* **WRITTEN INSTRUCTION**: How many lines of the entries below include the word "JSON"? Answer with the number alone.

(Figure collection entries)
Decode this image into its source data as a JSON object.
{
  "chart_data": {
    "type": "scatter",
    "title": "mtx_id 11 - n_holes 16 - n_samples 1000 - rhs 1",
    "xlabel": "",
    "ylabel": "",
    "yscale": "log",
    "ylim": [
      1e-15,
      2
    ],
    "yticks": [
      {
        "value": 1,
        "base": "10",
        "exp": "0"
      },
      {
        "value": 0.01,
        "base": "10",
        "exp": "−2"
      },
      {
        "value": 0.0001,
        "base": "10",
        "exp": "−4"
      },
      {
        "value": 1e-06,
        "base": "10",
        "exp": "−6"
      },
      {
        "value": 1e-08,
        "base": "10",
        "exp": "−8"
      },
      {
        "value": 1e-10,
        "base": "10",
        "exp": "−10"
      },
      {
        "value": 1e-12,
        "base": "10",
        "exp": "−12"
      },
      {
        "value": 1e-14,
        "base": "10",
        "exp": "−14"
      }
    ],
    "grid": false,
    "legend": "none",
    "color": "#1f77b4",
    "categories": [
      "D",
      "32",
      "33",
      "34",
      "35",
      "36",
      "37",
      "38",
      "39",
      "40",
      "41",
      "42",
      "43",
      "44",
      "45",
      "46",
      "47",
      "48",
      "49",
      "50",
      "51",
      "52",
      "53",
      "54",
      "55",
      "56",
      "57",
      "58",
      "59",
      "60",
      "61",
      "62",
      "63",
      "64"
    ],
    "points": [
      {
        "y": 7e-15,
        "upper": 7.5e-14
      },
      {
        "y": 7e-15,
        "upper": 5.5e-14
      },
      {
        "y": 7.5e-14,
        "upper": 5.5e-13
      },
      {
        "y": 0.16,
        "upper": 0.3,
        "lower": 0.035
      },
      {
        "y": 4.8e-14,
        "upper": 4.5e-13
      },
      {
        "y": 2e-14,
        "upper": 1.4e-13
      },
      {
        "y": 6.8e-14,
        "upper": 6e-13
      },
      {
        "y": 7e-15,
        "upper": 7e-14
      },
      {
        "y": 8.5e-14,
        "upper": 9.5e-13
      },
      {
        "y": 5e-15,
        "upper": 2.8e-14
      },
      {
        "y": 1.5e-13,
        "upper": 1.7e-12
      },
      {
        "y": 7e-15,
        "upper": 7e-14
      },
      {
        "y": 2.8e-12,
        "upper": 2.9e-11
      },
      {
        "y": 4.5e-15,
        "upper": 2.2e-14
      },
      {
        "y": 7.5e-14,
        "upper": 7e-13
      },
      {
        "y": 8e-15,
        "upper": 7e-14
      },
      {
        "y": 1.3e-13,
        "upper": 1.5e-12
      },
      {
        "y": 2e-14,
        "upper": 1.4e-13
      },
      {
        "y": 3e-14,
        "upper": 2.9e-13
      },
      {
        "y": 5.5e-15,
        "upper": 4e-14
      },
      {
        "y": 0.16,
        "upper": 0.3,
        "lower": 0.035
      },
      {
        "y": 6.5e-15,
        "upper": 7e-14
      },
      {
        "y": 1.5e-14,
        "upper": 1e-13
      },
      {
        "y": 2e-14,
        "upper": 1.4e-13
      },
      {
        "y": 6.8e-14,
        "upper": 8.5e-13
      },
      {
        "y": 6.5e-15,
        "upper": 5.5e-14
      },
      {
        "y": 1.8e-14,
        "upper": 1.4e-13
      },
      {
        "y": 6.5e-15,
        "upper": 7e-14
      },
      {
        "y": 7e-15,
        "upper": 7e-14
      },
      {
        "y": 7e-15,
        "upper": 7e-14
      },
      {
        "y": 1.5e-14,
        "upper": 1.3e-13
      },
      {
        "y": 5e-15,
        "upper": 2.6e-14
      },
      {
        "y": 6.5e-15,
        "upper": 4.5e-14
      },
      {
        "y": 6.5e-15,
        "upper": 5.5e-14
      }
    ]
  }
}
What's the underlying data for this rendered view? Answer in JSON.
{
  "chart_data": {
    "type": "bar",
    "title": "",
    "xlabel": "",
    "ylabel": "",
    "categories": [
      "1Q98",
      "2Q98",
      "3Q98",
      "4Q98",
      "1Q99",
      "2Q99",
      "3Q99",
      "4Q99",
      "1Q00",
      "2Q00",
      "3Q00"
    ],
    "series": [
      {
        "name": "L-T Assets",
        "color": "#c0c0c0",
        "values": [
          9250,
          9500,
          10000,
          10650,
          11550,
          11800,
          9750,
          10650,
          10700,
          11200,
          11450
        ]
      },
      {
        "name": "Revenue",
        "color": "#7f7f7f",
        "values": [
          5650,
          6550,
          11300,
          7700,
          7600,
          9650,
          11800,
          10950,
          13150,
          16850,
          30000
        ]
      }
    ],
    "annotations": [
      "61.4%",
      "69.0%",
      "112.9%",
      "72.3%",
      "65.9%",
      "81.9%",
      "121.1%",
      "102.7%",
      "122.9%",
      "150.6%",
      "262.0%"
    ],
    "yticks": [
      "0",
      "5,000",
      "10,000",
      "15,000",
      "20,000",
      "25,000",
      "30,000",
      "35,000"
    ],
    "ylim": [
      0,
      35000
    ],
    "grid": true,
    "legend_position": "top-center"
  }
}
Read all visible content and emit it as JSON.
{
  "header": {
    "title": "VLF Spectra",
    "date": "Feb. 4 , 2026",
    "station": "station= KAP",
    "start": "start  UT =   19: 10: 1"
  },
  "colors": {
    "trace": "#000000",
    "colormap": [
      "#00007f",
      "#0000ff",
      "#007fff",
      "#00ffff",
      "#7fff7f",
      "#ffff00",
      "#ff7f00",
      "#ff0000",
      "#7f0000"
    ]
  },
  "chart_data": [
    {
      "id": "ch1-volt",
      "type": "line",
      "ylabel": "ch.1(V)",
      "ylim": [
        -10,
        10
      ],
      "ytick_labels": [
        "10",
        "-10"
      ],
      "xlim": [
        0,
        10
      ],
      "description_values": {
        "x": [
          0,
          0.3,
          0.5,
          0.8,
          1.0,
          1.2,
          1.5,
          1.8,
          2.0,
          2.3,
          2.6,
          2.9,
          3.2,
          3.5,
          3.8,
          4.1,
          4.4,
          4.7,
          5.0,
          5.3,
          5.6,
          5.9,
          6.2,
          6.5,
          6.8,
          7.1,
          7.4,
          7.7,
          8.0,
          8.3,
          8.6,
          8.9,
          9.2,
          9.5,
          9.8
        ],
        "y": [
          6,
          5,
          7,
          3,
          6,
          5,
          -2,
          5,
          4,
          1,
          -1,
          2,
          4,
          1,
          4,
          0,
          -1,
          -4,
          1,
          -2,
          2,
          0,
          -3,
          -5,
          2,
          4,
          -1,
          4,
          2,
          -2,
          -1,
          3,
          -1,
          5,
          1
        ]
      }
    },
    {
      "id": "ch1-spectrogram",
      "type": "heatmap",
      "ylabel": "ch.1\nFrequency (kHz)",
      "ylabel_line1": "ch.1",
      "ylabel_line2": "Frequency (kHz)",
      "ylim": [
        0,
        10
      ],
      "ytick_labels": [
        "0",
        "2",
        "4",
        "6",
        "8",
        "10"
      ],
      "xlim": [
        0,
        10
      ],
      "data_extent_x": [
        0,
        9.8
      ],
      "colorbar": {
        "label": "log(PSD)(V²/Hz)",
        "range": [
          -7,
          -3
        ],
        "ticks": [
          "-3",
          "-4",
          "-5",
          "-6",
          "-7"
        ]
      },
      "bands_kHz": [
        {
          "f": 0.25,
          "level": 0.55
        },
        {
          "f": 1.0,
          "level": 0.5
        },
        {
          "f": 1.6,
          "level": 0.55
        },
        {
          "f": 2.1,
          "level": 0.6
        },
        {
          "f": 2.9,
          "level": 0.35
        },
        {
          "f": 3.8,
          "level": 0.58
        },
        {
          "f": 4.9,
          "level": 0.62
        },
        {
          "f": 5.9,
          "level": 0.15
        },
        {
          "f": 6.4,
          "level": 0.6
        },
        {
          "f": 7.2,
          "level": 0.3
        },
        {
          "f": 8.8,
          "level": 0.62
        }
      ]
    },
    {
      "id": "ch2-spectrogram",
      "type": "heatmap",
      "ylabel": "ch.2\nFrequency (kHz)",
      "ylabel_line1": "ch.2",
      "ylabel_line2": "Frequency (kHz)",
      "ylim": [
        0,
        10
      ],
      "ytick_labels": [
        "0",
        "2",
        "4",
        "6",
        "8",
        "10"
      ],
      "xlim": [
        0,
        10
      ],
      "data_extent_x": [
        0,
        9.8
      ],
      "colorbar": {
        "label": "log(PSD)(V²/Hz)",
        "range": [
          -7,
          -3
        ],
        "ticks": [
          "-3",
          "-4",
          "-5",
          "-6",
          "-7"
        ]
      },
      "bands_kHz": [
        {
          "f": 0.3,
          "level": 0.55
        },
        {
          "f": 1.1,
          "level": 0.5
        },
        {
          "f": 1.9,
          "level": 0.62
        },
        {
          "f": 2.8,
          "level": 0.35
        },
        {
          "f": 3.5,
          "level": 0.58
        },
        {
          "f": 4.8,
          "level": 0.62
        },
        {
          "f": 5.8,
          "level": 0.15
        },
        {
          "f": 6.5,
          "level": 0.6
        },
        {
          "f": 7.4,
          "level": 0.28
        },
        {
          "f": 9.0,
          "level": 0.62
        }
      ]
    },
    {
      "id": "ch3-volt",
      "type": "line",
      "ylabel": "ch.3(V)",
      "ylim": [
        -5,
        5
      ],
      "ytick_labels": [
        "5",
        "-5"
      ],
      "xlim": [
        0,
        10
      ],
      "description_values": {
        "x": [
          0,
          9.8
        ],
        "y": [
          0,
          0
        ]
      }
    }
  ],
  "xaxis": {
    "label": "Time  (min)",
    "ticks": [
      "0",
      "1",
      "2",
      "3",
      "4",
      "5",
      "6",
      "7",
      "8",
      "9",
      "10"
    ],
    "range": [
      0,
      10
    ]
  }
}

* **FINISHED ANSWER**: 3